▸ **TASK**: Work out how many lines of the listing hold the string "label", then answer with that number and nothing else.

▸ **RECORDED INFORMATION**:
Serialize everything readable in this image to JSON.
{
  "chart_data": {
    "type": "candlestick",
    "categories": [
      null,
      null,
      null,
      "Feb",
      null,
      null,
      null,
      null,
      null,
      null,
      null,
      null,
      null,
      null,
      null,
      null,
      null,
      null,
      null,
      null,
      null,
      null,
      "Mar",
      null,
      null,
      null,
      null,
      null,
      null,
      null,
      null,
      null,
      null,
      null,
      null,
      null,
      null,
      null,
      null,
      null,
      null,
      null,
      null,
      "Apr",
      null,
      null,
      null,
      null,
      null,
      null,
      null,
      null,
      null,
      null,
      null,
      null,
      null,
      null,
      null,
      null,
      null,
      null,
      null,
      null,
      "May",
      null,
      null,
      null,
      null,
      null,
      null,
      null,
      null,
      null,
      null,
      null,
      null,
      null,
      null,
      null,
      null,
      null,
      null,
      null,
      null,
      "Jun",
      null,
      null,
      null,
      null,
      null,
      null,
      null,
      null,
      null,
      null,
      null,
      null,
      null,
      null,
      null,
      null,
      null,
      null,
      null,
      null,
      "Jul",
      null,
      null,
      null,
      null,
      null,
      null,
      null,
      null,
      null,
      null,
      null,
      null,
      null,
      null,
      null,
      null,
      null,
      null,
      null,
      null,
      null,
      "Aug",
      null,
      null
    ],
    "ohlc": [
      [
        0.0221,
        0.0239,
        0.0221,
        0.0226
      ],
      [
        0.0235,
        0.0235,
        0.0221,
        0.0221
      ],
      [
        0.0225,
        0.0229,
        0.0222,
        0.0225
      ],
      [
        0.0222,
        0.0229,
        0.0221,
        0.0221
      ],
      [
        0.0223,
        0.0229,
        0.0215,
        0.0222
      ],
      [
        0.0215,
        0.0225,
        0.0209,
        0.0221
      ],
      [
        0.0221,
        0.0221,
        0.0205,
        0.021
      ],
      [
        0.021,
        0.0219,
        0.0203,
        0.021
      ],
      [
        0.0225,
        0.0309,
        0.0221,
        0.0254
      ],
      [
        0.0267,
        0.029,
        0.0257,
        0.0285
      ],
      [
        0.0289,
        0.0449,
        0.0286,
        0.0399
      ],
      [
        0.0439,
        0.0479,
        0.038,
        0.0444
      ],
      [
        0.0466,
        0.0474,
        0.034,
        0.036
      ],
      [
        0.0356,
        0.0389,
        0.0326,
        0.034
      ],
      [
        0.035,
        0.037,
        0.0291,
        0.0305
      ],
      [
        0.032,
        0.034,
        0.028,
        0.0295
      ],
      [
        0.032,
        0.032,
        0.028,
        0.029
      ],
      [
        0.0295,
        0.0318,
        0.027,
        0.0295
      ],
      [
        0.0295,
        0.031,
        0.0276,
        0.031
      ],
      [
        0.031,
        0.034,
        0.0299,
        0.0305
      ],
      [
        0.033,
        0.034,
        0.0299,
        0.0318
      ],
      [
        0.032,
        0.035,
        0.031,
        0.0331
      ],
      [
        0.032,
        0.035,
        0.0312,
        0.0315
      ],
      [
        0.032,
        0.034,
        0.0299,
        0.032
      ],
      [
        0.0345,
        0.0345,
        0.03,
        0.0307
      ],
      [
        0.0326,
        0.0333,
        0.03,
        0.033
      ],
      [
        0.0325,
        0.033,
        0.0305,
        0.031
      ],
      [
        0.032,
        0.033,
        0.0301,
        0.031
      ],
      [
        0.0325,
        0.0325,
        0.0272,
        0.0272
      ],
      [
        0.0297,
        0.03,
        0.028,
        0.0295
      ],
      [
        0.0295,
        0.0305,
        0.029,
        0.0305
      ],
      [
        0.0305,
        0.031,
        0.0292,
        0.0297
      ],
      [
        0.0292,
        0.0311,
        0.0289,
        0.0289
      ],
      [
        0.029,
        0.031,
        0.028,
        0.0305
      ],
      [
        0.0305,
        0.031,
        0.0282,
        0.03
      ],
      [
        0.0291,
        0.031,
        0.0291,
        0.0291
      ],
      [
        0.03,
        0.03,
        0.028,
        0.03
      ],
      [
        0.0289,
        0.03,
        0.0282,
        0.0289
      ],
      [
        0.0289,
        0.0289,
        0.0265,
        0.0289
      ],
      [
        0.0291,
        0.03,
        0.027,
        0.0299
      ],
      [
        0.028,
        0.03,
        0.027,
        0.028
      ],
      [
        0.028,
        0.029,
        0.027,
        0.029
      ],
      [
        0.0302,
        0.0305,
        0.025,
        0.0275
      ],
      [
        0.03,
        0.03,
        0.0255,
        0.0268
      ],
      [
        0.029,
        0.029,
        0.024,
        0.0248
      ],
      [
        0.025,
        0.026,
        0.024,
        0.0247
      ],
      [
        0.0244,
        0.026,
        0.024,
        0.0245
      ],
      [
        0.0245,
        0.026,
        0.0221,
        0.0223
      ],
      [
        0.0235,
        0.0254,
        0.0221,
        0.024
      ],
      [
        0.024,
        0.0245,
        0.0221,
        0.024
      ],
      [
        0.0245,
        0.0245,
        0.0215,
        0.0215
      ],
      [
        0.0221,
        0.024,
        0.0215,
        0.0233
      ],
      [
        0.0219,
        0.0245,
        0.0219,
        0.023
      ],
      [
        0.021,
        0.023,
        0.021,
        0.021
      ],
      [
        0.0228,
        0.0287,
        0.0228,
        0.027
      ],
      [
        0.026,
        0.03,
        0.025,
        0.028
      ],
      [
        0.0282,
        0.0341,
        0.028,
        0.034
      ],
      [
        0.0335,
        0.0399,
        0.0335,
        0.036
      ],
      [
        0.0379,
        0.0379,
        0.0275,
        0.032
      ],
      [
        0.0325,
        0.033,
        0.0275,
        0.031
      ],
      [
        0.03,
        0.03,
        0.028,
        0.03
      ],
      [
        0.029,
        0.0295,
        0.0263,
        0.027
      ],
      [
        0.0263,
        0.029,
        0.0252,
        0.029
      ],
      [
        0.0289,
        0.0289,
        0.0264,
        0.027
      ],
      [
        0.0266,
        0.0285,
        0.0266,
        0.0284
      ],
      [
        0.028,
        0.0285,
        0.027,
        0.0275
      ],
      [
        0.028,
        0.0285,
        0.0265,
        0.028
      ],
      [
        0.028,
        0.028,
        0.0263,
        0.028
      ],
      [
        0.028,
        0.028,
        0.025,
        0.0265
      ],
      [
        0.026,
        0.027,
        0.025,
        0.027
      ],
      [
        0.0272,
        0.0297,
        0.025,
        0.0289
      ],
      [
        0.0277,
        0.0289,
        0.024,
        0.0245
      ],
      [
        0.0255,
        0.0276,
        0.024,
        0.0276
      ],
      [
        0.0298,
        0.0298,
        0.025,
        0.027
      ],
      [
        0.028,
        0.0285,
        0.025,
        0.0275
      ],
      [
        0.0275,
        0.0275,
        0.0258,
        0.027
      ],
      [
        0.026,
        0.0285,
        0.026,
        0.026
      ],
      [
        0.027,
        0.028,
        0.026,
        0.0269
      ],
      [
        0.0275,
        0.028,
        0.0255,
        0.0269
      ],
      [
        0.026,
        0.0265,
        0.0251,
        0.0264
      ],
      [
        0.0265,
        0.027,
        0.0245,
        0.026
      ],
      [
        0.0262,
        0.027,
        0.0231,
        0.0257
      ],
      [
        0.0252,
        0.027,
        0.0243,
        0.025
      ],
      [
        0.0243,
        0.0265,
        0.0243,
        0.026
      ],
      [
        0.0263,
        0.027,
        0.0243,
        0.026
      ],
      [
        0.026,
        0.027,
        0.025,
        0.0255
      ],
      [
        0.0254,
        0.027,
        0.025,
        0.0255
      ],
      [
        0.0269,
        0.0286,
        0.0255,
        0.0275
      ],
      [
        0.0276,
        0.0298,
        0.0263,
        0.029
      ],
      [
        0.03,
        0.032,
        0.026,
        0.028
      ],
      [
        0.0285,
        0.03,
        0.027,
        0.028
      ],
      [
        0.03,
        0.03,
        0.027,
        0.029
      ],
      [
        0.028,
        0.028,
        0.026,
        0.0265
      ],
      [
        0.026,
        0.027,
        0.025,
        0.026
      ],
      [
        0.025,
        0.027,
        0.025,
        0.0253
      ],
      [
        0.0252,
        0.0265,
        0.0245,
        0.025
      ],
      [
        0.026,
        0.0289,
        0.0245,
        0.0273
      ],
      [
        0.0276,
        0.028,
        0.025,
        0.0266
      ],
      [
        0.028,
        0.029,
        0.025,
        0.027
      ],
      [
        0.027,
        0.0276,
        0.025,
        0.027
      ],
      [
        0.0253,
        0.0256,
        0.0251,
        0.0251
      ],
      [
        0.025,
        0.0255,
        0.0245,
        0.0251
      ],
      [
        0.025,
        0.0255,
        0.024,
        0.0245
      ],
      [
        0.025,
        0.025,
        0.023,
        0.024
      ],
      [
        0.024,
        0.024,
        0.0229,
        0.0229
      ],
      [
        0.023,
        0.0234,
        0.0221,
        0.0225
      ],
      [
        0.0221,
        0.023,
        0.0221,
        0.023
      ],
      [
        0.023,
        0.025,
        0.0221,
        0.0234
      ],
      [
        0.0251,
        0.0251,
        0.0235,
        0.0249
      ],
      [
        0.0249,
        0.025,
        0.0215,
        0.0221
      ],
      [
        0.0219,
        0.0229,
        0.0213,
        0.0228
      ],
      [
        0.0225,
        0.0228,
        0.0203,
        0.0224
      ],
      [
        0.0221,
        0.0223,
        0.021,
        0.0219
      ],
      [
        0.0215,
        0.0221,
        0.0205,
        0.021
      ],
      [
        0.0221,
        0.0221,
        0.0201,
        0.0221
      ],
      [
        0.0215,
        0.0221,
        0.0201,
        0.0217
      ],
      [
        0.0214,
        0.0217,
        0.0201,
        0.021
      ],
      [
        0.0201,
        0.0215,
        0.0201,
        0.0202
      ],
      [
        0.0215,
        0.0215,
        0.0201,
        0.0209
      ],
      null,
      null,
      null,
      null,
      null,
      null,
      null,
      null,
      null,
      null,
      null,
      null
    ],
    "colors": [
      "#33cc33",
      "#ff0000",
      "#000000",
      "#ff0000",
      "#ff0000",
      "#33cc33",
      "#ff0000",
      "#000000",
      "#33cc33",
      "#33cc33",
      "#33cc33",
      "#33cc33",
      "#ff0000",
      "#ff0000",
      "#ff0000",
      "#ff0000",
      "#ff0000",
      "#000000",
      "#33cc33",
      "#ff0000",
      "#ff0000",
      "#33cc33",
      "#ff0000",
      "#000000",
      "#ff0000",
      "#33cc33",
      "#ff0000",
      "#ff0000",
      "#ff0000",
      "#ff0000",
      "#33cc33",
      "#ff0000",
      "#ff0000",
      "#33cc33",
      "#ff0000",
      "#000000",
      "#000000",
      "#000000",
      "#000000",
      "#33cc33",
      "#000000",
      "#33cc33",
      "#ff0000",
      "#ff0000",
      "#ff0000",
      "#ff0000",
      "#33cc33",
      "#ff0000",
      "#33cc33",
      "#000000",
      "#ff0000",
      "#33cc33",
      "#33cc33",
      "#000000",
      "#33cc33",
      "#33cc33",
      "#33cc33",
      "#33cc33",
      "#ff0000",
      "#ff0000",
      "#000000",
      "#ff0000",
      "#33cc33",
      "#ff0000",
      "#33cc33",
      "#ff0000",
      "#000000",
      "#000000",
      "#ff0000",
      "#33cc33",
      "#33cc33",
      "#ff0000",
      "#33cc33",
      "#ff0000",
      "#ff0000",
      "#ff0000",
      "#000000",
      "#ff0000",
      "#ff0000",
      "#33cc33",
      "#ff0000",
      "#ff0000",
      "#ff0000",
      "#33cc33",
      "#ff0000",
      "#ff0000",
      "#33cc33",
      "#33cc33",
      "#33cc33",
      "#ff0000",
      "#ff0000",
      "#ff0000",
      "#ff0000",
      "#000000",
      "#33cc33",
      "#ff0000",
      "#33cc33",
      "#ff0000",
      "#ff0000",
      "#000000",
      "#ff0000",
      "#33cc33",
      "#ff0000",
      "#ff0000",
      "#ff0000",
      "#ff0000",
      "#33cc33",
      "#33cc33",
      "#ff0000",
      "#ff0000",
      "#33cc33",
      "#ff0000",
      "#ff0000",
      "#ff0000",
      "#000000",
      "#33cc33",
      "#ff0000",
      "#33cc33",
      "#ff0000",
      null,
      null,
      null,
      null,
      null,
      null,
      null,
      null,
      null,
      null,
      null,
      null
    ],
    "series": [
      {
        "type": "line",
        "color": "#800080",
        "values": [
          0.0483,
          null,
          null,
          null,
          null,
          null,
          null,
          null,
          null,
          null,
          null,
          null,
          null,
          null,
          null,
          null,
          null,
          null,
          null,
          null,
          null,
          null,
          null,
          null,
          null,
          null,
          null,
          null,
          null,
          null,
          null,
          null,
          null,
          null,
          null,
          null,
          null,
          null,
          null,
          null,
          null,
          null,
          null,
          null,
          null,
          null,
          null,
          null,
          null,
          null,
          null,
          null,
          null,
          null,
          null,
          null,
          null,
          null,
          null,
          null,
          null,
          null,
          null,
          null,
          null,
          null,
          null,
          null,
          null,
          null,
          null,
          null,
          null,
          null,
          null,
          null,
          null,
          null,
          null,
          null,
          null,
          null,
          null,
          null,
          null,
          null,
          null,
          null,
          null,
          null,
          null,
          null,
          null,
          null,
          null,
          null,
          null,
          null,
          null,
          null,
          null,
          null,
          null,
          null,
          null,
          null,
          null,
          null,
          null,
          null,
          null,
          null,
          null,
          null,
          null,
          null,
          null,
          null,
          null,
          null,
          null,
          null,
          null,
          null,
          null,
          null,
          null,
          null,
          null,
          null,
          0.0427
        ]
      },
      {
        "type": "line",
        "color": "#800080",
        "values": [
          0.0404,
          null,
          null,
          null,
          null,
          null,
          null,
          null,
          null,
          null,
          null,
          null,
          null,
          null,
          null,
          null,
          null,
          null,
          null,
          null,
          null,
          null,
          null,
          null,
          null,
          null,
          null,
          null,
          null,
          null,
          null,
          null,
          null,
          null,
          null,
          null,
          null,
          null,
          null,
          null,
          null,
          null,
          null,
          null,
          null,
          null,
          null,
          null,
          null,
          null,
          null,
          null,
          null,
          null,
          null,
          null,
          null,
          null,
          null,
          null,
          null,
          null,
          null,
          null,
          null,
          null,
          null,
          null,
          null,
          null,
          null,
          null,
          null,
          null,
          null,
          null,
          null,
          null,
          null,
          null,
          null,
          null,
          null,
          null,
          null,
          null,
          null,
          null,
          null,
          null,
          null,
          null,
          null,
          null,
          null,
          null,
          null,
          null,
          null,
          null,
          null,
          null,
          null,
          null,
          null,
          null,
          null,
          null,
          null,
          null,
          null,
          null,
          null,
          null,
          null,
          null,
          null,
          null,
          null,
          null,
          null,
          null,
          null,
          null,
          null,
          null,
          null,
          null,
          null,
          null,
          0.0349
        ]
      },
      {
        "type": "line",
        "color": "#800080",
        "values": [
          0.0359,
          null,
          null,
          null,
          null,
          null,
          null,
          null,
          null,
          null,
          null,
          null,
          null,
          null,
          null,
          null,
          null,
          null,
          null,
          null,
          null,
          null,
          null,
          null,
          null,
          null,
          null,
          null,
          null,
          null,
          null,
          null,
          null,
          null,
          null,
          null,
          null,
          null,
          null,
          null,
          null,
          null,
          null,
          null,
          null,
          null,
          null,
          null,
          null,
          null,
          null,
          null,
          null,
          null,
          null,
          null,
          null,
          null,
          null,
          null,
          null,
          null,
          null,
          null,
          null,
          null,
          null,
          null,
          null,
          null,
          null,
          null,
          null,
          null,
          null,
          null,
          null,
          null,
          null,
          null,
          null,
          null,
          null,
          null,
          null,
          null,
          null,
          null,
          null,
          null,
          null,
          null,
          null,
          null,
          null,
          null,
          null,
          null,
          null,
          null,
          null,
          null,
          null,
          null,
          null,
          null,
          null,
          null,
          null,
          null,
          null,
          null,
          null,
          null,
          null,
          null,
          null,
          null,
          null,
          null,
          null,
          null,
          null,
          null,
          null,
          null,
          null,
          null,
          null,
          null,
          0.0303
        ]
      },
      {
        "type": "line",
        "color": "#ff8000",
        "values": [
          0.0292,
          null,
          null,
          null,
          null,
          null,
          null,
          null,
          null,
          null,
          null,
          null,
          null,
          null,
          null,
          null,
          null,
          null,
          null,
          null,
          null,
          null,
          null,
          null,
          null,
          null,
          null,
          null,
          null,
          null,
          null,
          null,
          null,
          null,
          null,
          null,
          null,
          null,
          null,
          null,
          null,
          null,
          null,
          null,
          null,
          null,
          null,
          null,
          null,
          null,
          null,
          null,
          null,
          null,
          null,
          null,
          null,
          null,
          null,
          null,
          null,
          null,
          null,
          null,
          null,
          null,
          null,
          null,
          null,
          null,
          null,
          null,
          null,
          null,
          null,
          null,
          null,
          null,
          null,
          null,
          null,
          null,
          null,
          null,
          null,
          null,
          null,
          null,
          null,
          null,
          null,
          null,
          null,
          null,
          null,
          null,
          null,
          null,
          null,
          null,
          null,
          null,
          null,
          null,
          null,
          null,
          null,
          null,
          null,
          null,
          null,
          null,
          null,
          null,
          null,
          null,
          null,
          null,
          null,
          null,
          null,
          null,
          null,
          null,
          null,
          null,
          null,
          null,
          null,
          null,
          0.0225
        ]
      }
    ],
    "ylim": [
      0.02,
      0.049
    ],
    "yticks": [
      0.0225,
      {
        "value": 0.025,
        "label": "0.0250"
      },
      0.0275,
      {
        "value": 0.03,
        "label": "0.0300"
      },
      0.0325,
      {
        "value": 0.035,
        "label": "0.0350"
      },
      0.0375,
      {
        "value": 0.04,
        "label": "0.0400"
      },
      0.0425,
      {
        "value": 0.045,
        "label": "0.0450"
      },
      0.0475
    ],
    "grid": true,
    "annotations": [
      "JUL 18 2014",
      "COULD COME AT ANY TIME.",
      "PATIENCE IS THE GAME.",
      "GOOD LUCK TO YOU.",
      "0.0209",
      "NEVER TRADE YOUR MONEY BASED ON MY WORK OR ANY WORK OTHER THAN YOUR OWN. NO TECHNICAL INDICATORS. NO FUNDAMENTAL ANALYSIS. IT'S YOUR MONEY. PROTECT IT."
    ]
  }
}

▸ **TASK SOLUTION**: 5